**AVAILABLE DATA:**
━━━━━━
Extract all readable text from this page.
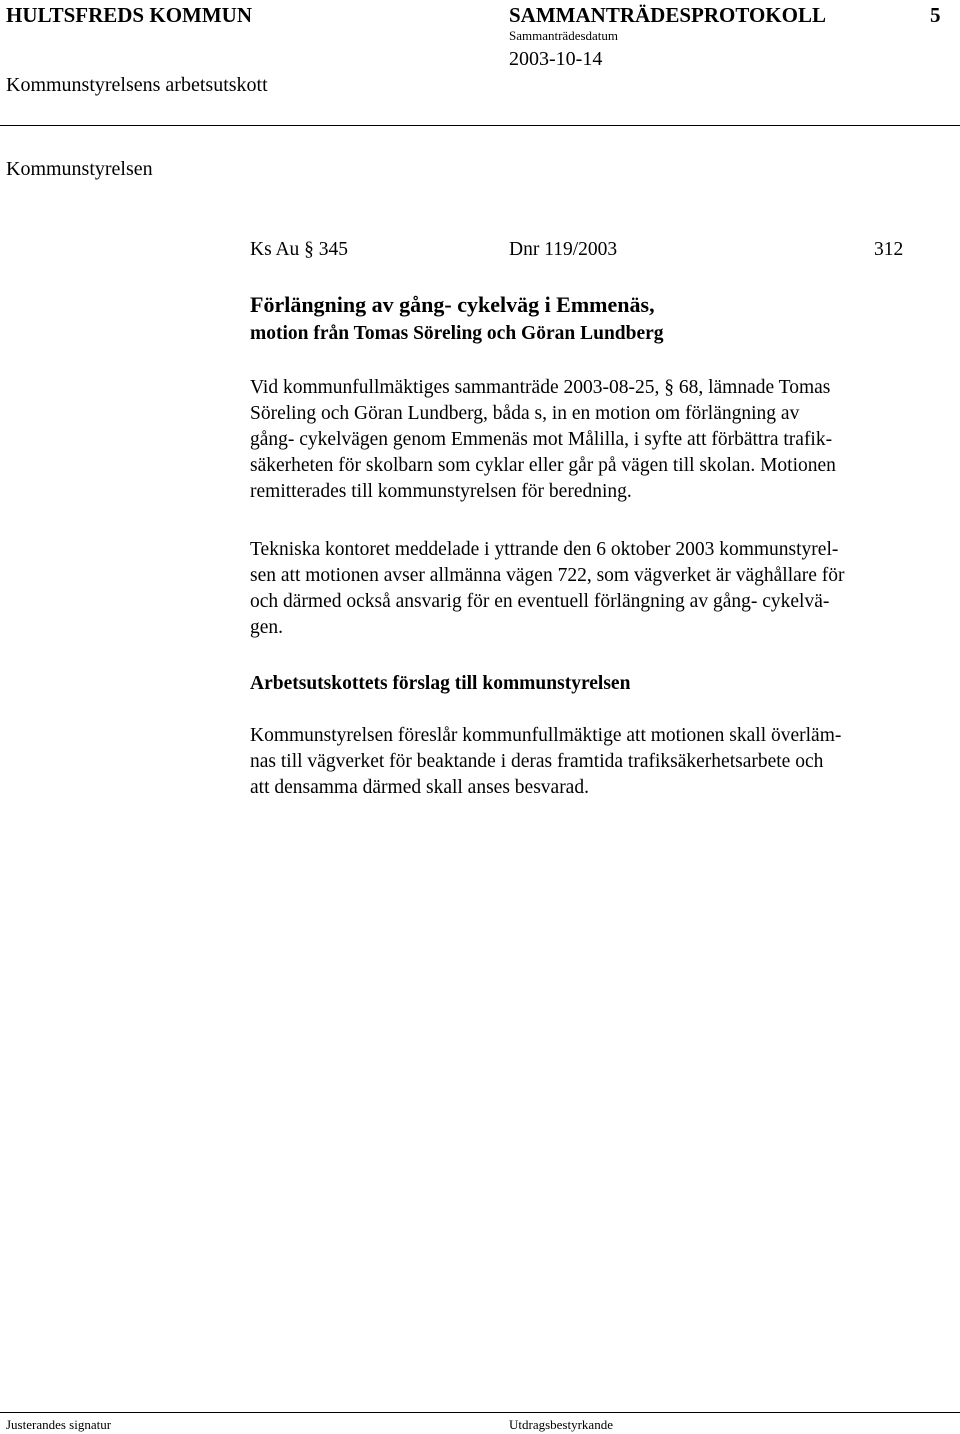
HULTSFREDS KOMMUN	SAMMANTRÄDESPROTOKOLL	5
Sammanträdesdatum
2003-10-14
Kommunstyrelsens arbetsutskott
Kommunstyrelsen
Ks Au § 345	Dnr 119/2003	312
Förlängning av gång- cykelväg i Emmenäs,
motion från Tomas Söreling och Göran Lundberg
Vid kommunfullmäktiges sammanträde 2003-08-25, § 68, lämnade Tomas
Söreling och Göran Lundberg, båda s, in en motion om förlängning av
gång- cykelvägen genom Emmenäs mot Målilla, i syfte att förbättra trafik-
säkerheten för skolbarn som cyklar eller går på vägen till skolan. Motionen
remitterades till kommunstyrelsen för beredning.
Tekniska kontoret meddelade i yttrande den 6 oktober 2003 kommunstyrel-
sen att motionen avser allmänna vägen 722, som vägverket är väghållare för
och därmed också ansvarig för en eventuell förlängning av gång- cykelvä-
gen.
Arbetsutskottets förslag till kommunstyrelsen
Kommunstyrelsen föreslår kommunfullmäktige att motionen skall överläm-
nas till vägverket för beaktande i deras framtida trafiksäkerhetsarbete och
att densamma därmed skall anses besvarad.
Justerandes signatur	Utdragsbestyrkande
━━━━━━
**WHAT TO PRODUCE:** The expected output is the material above, repeated exactly and free of pictures.

**EXERCISE RESPONSE:**
Extract all readable text from this page.
HULTSFREDS KOMMUN	SAMMANTRÄDESPROTOKOLL	5
Sammanträdesdatum
2003-10-14
Kommunstyrelsens arbetsutskott
Kommunstyrelsen
Ks Au § 345	Dnr 119/2003	312
Förlängning av gång- cykelväg i Emmenäs,
motion från Tomas Söreling och Göran Lundberg
Vid kommunfullmäktiges sammanträde 2003-08-25, § 68, lämnade Tomas
Söreling och Göran Lundberg, båda s, in en motion om förlängning av
gång- cykelvägen genom Emmenäs mot Målilla, i syfte att förbättra trafik-
säkerheten för skolbarn som cyklar eller går på vägen till skolan. Motionen
remitterades till kommunstyrelsen för beredning.
Tekniska kontoret meddelade i yttrande den 6 oktober 2003 kommunstyrel-
sen att motionen avser allmänna vägen 722, som vägverket är väghållare för
och därmed också ansvarig för en eventuell förlängning av gång- cykelvä-
gen.
Arbetsutskottets förslag till kommunstyrelsen
Kommunstyrelsen föreslår kommunfullmäktige att motionen skall överläm-
nas till vägverket för beaktande i deras framtida trafiksäkerhetsarbete och
att densamma därmed skall anses besvarad.
Justerandes signatur	Utdragsbestyrkande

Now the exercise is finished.